Stored data |
= = = =
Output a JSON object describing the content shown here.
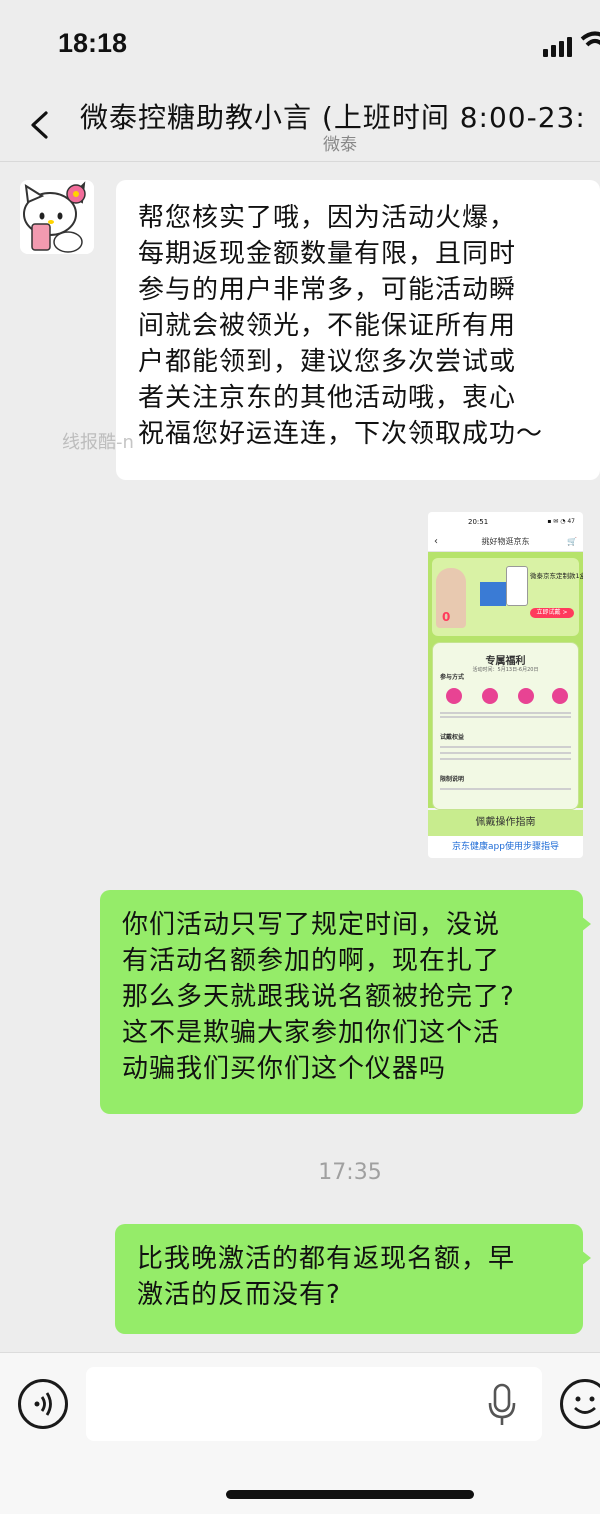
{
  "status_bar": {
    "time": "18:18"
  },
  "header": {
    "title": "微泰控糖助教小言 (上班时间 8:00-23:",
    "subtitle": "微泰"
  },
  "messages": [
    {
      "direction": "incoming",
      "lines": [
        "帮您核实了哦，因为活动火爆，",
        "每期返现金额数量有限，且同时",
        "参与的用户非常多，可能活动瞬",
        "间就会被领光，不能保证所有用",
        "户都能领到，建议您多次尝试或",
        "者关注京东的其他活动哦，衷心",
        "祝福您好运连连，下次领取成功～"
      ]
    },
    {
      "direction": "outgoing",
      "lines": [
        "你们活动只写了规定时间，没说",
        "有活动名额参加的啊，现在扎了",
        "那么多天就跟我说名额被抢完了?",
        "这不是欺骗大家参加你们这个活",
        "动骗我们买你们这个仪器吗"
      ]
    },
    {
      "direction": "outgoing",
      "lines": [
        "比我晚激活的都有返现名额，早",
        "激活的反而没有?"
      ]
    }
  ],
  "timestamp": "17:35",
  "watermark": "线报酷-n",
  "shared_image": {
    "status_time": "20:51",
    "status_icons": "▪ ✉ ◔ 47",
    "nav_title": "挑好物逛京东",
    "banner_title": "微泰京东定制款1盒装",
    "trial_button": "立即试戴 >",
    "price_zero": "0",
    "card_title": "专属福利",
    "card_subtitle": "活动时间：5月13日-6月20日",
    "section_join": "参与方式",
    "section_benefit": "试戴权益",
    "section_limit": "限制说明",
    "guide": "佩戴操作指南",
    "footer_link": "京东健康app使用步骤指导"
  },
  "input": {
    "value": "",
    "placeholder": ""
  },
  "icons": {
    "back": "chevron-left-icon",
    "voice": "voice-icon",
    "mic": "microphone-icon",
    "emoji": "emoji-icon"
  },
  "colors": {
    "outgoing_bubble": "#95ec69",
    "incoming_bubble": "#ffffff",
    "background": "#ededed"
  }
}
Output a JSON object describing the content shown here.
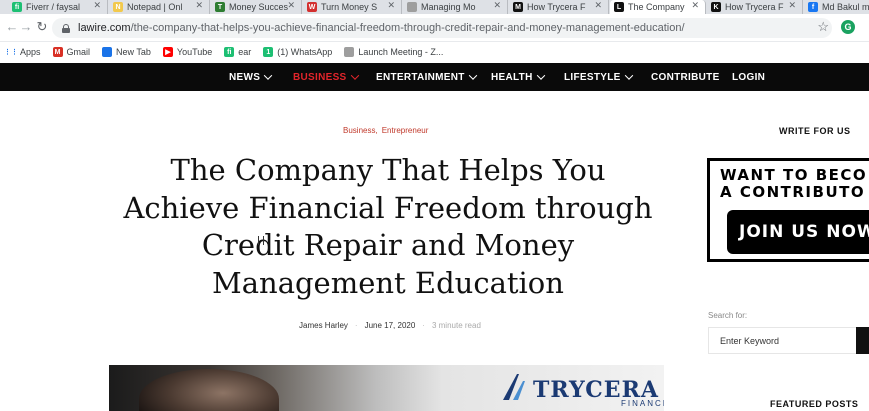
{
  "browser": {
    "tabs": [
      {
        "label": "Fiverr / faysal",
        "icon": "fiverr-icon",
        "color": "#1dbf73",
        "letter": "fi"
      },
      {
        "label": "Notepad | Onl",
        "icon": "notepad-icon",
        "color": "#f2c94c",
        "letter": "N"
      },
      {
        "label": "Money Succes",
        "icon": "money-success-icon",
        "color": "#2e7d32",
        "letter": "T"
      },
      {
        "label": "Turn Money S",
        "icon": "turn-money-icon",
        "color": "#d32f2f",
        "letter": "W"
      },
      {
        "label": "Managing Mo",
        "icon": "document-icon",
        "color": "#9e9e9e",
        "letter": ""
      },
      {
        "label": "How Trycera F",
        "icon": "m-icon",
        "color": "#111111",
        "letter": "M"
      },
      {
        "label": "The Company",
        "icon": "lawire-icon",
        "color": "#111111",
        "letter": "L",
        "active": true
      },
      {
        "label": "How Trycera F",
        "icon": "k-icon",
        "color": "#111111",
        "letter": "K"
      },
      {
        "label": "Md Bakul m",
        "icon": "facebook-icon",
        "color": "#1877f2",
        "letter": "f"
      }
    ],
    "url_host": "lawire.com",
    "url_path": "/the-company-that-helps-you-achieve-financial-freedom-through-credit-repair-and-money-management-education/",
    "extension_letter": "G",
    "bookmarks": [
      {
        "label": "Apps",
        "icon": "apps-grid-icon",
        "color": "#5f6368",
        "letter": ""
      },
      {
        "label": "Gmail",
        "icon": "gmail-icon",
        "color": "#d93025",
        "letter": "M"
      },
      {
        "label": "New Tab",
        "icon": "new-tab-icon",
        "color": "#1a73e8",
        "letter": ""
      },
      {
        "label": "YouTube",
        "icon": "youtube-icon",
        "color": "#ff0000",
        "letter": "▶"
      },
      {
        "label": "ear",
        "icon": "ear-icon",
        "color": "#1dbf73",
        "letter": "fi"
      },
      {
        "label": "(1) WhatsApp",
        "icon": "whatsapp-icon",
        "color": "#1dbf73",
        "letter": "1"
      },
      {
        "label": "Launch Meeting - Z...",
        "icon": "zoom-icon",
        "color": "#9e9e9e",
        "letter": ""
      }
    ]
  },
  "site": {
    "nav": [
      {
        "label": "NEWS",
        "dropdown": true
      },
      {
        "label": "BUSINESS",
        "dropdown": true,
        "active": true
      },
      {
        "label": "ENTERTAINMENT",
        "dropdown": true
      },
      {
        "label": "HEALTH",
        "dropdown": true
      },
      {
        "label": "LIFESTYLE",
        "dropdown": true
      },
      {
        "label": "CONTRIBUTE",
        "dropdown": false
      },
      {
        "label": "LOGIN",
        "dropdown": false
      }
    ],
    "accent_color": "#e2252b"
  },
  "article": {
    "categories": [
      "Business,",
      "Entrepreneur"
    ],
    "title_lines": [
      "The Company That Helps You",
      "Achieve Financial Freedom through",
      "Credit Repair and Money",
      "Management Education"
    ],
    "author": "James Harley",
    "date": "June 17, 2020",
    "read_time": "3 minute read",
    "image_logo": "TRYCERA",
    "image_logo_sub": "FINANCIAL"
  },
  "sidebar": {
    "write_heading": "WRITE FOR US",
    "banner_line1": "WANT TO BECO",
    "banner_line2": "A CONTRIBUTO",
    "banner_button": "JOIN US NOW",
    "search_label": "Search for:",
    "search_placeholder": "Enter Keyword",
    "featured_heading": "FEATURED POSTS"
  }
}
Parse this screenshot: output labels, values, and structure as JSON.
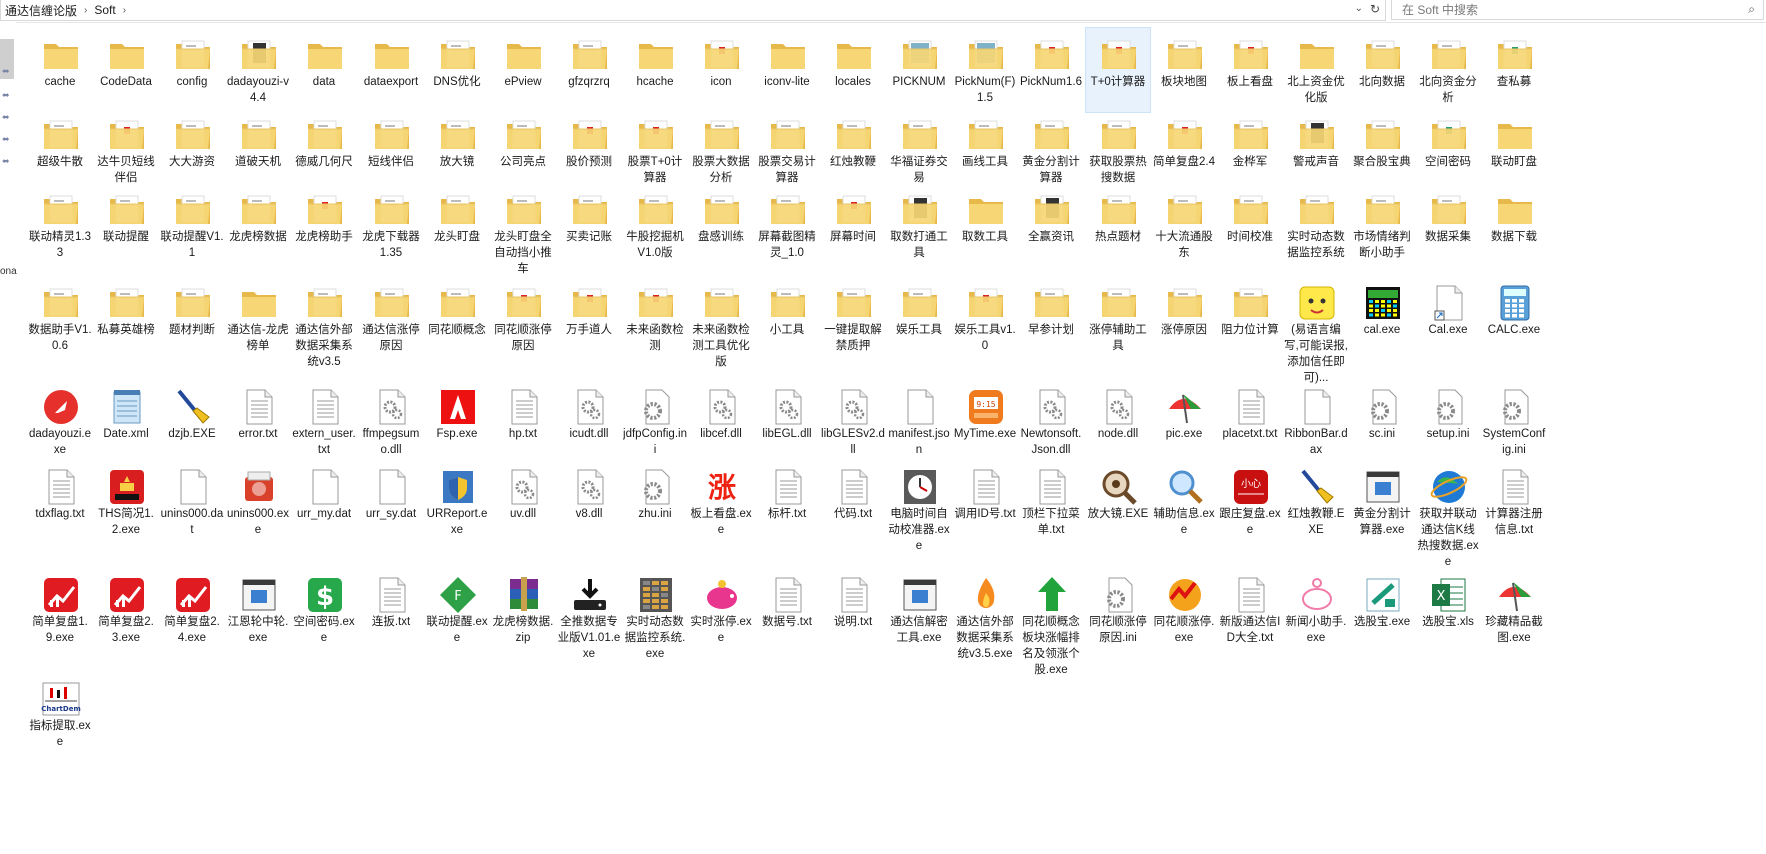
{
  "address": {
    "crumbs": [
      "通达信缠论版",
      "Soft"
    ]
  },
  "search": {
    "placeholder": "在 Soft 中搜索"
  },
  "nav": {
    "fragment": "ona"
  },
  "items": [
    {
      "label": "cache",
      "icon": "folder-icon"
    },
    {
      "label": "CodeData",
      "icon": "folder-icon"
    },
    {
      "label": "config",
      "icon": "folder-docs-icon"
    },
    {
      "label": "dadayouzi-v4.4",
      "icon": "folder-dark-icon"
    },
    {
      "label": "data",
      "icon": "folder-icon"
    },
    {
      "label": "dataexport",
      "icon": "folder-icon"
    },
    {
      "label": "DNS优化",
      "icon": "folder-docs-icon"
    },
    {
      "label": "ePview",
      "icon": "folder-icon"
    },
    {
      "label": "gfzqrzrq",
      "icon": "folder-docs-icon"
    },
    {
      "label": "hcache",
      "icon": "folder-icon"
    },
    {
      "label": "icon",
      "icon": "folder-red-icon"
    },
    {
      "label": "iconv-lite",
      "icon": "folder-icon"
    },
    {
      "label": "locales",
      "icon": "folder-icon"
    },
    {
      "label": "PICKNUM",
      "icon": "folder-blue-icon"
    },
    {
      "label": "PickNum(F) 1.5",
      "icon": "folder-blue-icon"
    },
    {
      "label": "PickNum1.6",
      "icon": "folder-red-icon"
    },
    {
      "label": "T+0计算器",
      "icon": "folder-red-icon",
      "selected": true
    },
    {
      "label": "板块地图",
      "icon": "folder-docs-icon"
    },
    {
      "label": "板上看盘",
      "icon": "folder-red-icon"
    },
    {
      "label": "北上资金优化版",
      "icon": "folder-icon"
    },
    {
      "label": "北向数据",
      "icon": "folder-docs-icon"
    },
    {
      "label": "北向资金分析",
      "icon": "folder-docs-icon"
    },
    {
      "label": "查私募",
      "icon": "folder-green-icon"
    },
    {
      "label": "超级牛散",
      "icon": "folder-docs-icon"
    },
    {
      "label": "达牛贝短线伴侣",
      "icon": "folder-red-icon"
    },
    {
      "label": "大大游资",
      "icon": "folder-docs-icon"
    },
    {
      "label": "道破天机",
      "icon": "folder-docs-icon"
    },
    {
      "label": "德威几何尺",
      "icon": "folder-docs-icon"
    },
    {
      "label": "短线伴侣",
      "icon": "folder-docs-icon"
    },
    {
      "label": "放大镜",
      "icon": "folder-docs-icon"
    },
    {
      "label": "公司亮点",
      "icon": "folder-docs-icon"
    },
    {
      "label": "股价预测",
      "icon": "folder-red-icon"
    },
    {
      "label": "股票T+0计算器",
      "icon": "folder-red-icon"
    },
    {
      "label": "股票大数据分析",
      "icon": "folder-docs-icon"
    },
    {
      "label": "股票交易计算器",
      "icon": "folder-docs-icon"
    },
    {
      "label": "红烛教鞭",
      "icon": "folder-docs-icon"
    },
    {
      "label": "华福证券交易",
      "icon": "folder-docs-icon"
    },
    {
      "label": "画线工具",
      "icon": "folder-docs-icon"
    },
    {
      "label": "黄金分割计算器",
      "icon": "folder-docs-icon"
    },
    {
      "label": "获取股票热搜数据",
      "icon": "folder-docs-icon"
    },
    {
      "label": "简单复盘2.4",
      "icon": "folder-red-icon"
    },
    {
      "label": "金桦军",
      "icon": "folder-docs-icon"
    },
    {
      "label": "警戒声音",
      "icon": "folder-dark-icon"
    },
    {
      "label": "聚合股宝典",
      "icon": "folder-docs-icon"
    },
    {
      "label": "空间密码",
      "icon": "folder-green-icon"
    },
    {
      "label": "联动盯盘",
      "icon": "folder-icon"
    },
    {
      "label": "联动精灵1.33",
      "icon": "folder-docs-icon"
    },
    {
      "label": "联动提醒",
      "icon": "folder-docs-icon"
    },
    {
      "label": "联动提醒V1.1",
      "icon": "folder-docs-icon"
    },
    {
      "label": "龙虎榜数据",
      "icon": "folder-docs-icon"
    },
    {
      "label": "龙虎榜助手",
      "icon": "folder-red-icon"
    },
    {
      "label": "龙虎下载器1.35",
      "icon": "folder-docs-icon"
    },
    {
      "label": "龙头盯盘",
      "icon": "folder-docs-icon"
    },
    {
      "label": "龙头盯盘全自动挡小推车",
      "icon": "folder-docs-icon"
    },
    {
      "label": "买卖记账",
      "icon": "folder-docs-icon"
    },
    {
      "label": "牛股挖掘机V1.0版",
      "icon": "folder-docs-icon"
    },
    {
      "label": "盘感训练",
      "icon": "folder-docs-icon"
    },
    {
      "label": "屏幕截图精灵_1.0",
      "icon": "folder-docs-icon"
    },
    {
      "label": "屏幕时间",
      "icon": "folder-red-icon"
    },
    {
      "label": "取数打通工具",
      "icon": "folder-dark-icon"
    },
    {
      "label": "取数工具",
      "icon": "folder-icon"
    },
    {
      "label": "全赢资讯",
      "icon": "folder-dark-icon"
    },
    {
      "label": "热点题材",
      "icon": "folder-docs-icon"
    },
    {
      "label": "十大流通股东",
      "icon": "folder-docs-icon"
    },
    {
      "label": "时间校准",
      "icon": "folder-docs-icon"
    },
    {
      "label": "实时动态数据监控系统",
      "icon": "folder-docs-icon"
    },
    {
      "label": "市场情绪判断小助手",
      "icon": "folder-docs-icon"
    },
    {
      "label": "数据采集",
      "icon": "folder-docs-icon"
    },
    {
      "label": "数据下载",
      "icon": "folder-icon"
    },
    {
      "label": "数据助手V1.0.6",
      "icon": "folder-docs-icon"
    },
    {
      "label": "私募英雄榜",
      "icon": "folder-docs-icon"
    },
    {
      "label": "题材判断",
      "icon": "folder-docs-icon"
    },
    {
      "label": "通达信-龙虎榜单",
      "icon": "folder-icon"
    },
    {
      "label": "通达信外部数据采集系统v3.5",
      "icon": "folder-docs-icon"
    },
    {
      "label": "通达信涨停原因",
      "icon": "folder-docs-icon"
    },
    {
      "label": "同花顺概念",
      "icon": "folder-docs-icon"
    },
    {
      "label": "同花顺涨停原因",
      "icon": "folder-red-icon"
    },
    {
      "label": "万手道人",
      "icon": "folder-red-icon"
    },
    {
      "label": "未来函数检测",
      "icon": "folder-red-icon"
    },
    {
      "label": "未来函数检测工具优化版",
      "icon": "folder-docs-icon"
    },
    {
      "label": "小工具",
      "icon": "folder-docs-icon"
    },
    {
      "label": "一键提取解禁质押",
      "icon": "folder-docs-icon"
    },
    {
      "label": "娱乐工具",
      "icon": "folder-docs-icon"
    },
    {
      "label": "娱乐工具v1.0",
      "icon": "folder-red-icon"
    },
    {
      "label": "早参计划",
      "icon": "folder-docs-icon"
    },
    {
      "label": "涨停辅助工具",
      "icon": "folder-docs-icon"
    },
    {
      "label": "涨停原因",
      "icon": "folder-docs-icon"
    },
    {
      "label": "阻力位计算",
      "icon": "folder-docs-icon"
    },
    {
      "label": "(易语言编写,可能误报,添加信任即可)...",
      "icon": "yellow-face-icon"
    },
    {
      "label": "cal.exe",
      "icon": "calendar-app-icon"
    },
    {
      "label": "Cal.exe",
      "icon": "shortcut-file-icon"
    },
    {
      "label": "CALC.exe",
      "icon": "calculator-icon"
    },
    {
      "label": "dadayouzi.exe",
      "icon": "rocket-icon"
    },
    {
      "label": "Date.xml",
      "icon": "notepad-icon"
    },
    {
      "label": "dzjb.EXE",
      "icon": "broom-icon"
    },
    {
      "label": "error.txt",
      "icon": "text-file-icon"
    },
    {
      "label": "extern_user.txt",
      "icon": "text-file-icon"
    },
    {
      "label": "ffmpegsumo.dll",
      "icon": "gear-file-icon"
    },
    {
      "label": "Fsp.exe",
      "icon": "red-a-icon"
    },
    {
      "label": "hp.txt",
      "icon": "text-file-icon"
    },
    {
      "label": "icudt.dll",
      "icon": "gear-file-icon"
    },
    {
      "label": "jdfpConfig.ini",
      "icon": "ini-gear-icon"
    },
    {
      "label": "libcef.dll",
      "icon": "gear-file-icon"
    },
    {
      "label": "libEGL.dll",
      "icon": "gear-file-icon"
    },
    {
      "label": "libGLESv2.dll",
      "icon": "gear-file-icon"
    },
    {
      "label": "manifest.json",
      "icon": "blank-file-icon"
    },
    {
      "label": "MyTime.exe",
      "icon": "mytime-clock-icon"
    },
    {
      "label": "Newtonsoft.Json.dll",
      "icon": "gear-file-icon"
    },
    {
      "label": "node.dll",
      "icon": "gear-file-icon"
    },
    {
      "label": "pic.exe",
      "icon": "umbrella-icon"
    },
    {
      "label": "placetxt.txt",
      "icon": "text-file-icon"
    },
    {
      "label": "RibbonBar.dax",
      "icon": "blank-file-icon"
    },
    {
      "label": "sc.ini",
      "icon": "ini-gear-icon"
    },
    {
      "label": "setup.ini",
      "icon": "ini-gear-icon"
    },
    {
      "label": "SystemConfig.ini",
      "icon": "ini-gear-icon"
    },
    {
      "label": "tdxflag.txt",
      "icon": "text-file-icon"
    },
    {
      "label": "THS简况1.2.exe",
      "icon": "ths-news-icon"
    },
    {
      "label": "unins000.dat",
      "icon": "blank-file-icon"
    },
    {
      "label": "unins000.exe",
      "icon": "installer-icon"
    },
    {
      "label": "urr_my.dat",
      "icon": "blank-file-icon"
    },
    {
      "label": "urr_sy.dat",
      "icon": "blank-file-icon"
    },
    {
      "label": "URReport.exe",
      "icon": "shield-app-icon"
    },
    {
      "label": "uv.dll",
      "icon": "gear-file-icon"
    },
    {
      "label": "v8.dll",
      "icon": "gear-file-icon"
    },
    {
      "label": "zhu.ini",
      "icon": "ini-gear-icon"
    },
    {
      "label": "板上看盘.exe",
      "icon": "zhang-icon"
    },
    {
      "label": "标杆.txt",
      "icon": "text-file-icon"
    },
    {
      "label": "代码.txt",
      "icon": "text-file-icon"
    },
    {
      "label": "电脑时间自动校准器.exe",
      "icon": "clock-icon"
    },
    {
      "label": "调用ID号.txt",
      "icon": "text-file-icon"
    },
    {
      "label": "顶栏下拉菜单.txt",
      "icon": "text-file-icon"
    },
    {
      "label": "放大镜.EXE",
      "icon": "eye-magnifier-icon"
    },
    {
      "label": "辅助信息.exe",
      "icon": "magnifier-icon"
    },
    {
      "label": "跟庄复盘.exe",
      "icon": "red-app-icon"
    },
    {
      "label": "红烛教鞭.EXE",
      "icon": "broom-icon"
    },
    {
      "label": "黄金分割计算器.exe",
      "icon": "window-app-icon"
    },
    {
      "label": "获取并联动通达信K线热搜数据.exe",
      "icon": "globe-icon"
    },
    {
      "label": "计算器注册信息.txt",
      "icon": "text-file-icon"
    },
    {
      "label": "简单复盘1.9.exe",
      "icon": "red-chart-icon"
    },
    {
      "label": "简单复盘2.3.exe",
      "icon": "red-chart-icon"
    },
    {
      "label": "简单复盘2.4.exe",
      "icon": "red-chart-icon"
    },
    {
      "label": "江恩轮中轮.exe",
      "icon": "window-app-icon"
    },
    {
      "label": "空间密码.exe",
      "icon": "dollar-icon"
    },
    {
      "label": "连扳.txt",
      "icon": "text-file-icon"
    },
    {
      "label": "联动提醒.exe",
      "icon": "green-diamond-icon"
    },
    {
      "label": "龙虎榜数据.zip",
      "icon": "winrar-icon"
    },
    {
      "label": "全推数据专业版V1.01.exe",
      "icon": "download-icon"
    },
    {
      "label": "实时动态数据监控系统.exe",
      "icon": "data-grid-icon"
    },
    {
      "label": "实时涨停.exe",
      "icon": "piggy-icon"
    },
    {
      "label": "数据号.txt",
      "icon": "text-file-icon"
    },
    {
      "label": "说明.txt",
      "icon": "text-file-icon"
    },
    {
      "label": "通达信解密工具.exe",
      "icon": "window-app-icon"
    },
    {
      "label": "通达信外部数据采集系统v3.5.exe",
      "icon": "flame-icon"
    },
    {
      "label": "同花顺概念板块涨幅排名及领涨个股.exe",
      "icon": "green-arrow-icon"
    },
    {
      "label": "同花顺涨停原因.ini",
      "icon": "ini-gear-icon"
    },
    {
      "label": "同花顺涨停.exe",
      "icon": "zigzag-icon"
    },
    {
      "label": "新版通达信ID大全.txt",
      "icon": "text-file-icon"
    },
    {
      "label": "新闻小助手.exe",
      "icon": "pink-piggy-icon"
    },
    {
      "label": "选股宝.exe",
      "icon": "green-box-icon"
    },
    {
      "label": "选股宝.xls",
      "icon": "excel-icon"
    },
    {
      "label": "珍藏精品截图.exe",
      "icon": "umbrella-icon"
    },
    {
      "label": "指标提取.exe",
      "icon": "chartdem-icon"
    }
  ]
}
= = = =
Set problem | Search the entries for the word "green" and copy every line that has it.

Result of the task |
      "icon": "folder-green-icon"
      "icon": "folder-green-icon"
      "icon": "green-diamond-icon"
      "icon": "green-arrow-icon"
      "icon": "green-box-icon"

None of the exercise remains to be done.